**EXERCISE:**
Copy out each line below that has the word "средства" in it.
========================================
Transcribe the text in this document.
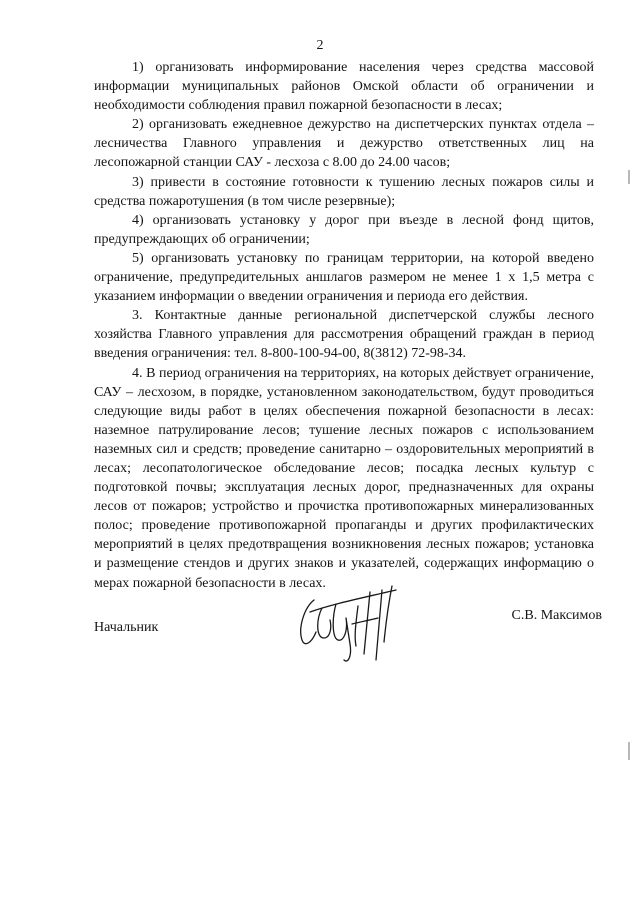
2

1) организовать информирование населения через средства массовой информации муниципальных районов Омской области об ограничении и необходимости соблюдения правил пожарной безопасности в лесах;

2) организовать ежедневное дежурство на диспетчерских пунктах отдела – лесничества Главного управления и дежурство ответственных лиц на лесопожарной станции САУ - лесхоза с 8.00 до 24.00 часов;

3) привести в состояние готовности к тушению лесных пожаров силы и средства пожаротушения (в том числе резервные);

4) организовать установку у дорог при въезде в лесной фонд щитов, предупреждающих об ограничении;

5) организовать установку по границам территории, на которой введено ограничение, предупредительных аншлагов размером не менее 1 х 1,5 метра с указанием информации о введении ограничения и периода его действия.

3. Контактные данные региональной диспетчерской службы лесного хозяйства Главного управления для рассмотрения обращений граждан в период введения ограничения: тел. 8-800-100-94-00, 8(3812) 72-98-34.

4. В период ограничения на территориях, на которых действует ограничение, САУ – лесхозом, в порядке, установленном законодательством, будут проводиться следующие виды работ в целях обеспечения пожарной безопасности в лесах: наземное патрулирование лесов; тушение лесных пожаров с использованием наземных сил и средств; проведение санитарно – оздоровительных мероприятий в лесах; лесопатологическое обследование лесов; посадка лесных культур с подготовкой почвы; эксплуатация лесных дорог, предназначенных для охраны лесов от пожаров; устройство и прочистка противопожарных минерализованных полос; проведение противопожарной пропаганды и других профилактических мероприятий в целях предотвращения возникновения лесных пожаров; установка и размещение стендов и других знаков и указателей, содержащих информацию о мерах пожарной безопасности в лесах.

Начальник
С.В. Максимов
========================================
**FINAL ANSWER:**
1) организовать информирование населения через средства массовой информации муниципальных районов Омской области об ограничении и необходимости соблюдения правил пожарной безопасности в лесах;
3) привести в состояние готовности к тушению лесных пожаров силы и средства пожаротушения (в том числе резервные);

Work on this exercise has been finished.